What needs to be done: Take the listing and print it in full, exactly as given.

-- Begin Dataset records --

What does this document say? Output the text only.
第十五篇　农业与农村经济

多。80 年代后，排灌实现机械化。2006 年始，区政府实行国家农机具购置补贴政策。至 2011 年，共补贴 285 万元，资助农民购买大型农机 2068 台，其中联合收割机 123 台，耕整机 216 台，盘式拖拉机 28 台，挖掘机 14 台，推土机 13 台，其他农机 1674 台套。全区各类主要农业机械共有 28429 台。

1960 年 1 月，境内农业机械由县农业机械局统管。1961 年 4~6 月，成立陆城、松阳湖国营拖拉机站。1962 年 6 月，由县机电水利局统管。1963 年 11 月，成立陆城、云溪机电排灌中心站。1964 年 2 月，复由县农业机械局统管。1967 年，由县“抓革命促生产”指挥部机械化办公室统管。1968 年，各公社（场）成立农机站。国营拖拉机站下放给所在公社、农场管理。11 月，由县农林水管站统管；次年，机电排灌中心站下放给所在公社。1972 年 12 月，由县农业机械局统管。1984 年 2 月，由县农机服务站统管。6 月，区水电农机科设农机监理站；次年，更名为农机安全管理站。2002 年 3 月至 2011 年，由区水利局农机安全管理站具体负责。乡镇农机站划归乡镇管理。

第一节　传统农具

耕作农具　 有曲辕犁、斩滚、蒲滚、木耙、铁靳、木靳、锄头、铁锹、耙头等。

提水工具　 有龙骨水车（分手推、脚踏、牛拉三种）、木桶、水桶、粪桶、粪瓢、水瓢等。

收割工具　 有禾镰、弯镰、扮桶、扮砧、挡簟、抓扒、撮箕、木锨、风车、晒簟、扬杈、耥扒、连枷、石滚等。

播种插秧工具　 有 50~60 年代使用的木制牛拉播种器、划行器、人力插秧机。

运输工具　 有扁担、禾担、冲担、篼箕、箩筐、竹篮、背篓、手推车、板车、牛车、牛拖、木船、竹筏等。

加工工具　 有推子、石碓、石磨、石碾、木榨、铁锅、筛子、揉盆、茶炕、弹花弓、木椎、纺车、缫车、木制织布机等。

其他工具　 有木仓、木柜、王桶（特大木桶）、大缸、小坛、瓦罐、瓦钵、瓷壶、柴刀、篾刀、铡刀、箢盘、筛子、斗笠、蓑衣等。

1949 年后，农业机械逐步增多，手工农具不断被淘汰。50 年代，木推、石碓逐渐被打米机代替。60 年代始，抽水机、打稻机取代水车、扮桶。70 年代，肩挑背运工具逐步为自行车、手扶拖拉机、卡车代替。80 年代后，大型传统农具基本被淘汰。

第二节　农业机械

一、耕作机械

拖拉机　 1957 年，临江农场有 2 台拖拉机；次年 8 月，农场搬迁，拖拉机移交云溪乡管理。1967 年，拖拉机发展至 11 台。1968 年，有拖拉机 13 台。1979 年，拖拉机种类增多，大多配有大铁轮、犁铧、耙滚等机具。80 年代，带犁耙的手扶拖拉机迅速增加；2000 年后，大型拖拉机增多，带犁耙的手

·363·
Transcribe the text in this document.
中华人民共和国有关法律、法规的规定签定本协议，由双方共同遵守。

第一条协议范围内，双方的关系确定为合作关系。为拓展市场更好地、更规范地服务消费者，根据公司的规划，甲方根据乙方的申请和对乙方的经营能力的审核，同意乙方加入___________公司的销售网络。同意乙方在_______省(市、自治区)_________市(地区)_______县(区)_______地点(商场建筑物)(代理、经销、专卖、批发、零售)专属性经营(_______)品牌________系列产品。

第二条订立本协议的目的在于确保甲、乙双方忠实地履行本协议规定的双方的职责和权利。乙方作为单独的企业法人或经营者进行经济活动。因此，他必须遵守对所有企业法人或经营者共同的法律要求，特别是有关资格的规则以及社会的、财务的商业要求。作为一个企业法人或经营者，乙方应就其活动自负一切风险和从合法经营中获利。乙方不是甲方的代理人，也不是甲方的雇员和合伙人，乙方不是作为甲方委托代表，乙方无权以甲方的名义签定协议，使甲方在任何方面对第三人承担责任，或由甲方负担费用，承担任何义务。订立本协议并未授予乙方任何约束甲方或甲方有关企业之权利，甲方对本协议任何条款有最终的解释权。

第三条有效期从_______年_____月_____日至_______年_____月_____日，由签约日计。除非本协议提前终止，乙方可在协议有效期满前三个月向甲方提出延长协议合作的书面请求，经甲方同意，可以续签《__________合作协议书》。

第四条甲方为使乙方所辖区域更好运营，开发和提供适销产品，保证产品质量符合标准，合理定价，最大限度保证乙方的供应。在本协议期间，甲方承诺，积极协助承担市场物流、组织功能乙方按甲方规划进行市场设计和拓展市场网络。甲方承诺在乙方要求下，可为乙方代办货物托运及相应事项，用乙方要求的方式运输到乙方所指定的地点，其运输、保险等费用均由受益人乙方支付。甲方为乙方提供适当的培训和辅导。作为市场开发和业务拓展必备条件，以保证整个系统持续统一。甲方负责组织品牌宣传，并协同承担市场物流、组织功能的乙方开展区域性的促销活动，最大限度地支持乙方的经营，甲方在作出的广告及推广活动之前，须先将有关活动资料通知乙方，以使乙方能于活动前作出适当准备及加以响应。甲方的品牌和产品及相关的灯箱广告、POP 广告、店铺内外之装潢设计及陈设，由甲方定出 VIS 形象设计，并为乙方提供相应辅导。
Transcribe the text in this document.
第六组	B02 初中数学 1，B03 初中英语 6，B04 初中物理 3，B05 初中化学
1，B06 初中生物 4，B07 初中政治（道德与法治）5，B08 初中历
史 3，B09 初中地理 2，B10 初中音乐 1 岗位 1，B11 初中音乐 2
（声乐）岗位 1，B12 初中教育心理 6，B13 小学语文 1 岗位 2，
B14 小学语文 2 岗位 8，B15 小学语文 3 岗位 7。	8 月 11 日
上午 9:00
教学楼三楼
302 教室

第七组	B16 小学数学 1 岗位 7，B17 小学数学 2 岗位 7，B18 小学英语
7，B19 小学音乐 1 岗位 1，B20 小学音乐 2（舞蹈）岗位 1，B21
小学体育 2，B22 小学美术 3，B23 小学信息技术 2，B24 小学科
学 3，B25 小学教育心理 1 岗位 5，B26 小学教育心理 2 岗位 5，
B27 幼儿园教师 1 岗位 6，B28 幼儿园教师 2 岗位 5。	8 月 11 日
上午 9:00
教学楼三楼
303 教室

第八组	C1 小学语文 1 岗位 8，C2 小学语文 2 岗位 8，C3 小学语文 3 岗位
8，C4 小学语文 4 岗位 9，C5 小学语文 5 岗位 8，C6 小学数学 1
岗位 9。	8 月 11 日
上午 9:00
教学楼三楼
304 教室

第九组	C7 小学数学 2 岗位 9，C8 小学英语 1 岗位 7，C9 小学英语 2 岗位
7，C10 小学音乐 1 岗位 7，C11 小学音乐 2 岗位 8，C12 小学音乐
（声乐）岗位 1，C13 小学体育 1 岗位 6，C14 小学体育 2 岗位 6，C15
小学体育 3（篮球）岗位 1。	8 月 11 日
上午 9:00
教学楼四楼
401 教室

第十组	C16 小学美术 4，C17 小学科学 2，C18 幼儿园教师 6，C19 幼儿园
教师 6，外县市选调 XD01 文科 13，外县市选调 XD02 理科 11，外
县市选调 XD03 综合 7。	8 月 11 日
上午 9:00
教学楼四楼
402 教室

-- End Dataset records --

Written reply:
What does this document say? Output the text only.
第十五篇　农业与农村经济

多。80 年代后，排灌实现机械化。2006 年始，区政府实行国家农机具购置补贴政策。至 2011 年，共补贴 285 万元，资助农民购买大型农机 2068 台，其中联合收割机 123 台，耕整机 216 台，盘式拖拉机 28 台，挖掘机 14 台，推土机 13 台，其他农机 1674 台套。全区各类主要农业机械共有 28429 台。

1960 年 1 月，境内农业机械由县农业机械局统管。1961 年 4~6 月，成立陆城、松阳湖国营拖拉机站。1962 年 6 月，由县机电水利局统管。1963 年 11 月，成立陆城、云溪机电排灌中心站。1964 年 2 月，复由县农业机械局统管。1967 年，由县“抓革命促生产”指挥部机械化办公室统管。1968 年，各公社（场）成立农机站。国营拖拉机站下放给所在公社、农场管理。11 月，由县农林水管站统管；次年，机电排灌中心站下放给所在公社。1972 年 12 月，由县农业机械局统管。1984 年 2 月，由县农机服务站统管。6 月，区水电农机科设农机监理站；次年，更名为农机安全管理站。2002 年 3 月至 2011 年，由区水利局农机安全管理站具体负责。乡镇农机站划归乡镇管理。

第一节　传统农具

耕作农具　 有曲辕犁、斩滚、蒲滚、木耙、铁靳、木靳、锄头、铁锹、耙头等。

提水工具　 有龙骨水车（分手推、脚踏、牛拉三种）、木桶、水桶、粪桶、粪瓢、水瓢等。

收割工具　 有禾镰、弯镰、扮桶、扮砧、挡簟、抓扒、撮箕、木锨、风车、晒簟、扬杈、耥扒、连枷、石滚等。

播种插秧工具　 有 50~60 年代使用的木制牛拉播种器、划行器、人力插秧机。

运输工具　 有扁担、禾担、冲担、篼箕、箩筐、竹篮、背篓、手推车、板车、牛车、牛拖、木船、竹筏等。

加工工具　 有推子、石碓、石磨、石碾、木榨、铁锅、筛子、揉盆、茶炕、弹花弓、木椎、纺车、缫车、木制织布机等。

其他工具　 有木仓、木柜、王桶（特大木桶）、大缸、小坛、瓦罐、瓦钵、瓷壶、柴刀、篾刀、铡刀、箢盘、筛子、斗笠、蓑衣等。

1949 年后，农业机械逐步增多，手工农具不断被淘汰。50 年代，木推、石碓逐渐被打米机代替。60 年代始，抽水机、打稻机取代水车、扮桶。70 年代，肩挑背运工具逐步为自行车、手扶拖拉机、卡车代替。80 年代后，大型传统农具基本被淘汰。

第二节　农业机械

一、耕作机械

拖拉机　 1957 年，临江农场有 2 台拖拉机；次年 8 月，农场搬迁，拖拉机移交云溪乡管理。1967 年，拖拉机发展至 11 台。1968 年，有拖拉机 13 台。1979 年，拖拉机种类增多，大多配有大铁轮、犁铧、耙滚等机具。80 年代，带犁耙的手扶拖拉机迅速增加；2000 年后，大型拖拉机增多，带犁耙的手

·363·
Transcribe the text in this document.
中华人民共和国有关法律、法规的规定签定本协议，由双方共同遵守。

第一条协议范围内，双方的关系确定为合作关系。为拓展市场更好地、更规范地服务消费者，根据公司的规划，甲方根据乙方的申请和对乙方的经营能力的审核，同意乙方加入___________公司的销售网络。同意乙方在_______省(市、自治区)_________市(地区)_______县(区)_______地点(商场建筑物)(代理、经销、专卖、批发、零售)专属性经营(_______)品牌________系列产品。

第二条订立本协议的目的在于确保甲、乙双方忠实地履行本协议规定的双方的职责和权利。乙方作为单独的企业法人或经营者进行经济活动。因此，他必须遵守对所有企业法人或经营者共同的法律要求，特别是有关资格的规则以及社会的、财务的商业要求。作为一个企业法人或经营者，乙方应就其活动自负一切风险和从合法经营中获利。乙方不是甲方的代理人，也不是甲方的雇员和合伙人，乙方不是作为甲方委托代表，乙方无权以甲方的名义签定协议，使甲方在任何方面对第三人承担责任，或由甲方负担费用，承担任何义务。订立本协议并未授予乙方任何约束甲方或甲方有关企业之权利，甲方对本协议任何条款有最终的解释权。

第三条有效期从_______年_____月_____日至_______年_____月_____日，由签约日计。除非本协议提前终止，乙方可在协议有效期满前三个月向甲方提出延长协议合作的书面请求，经甲方同意，可以续签《__________合作协议书》。

第四条甲方为使乙方所辖区域更好运营，开发和提供适销产品，保证产品质量符合标准，合理定价，最大限度保证乙方的供应。在本协议期间，甲方承诺，积极协助承担市场物流、组织功能乙方按甲方规划进行市场设计和拓展市场网络。甲方承诺在乙方要求下，可为乙方代办货物托运及相应事项，用乙方要求的方式运输到乙方所指定的地点，其运输、保险等费用均由受益人乙方支付。甲方为乙方提供适当的培训和辅导。作为市场开发和业务拓展必备条件，以保证整个系统持续统一。甲方负责组织品牌宣传，并协同承担市场物流、组织功能的乙方开展区域性的促销活动，最大限度地支持乙方的经营，甲方在作出的广告及推广活动之前，须先将有关活动资料通知乙方，以使乙方能于活动前作出适当准备及加以响应。甲方的品牌和产品及相关的灯箱广告、POP 广告、店铺内外之装潢设计及陈设，由甲方定出 VIS 形象设计，并为乙方提供相应辅导。
Transcribe the text in this document.
第六组	B02 初中数学 1，B03 初中英语 6，B04 初中物理 3，B05 初中化学
1，B06 初中生物 4，B07 初中政治（道德与法治）5，B08 初中历
史 3，B09 初中地理 2，B10 初中音乐 1 岗位 1，B11 初中音乐 2
（声乐）岗位 1，B12 初中教育心理 6，B13 小学语文 1 岗位 2，
B14 小学语文 2 岗位 8，B15 小学语文 3 岗位 7。	8 月 11 日
上午 9:00
教学楼三楼
302 教室

第七组	B16 小学数学 1 岗位 7，B17 小学数学 2 岗位 7，B18 小学英语
7，B19 小学音乐 1 岗位 1，B20 小学音乐 2（舞蹈）岗位 1，B21
小学体育 2，B22 小学美术 3，B23 小学信息技术 2，B24 小学科
学 3，B25 小学教育心理 1 岗位 5，B26 小学教育心理 2 岗位 5，
B27 幼儿园教师 1 岗位 6，B28 幼儿园教师 2 岗位 5。	8 月 11 日
上午 9:00
教学楼三楼
303 教室

第八组	C1 小学语文 1 岗位 8，C2 小学语文 2 岗位 8，C3 小学语文 3 岗位
8，C4 小学语文 4 岗位 9，C5 小学语文 5 岗位 8，C6 小学数学 1
岗位 9。	8 月 11 日
上午 9:00
教学楼三楼
304 教室

第九组	C7 小学数学 2 岗位 9，C8 小学英语 1 岗位 7，C9 小学英语 2 岗位
7，C10 小学音乐 1 岗位 7，C11 小学音乐 2 岗位 8，C12 小学音乐
（声乐）岗位 1，C13 小学体育 1 岗位 6，C14 小学体育 2 岗位 6，C15
小学体育 3（篮球）岗位 1。	8 月 11 日
上午 9:00
教学楼四楼
401 教室

第十组	C16 小学美术 4，C17 小学科学 2，C18 幼儿园教师 6，C19 幼儿园
教师 6，外县市选调 XD01 文科 13，外县市选调 XD02 理科 11，外
县市选调 XD03 综合 7。	8 月 11 日
上午 9:00
教学楼四楼
402 教室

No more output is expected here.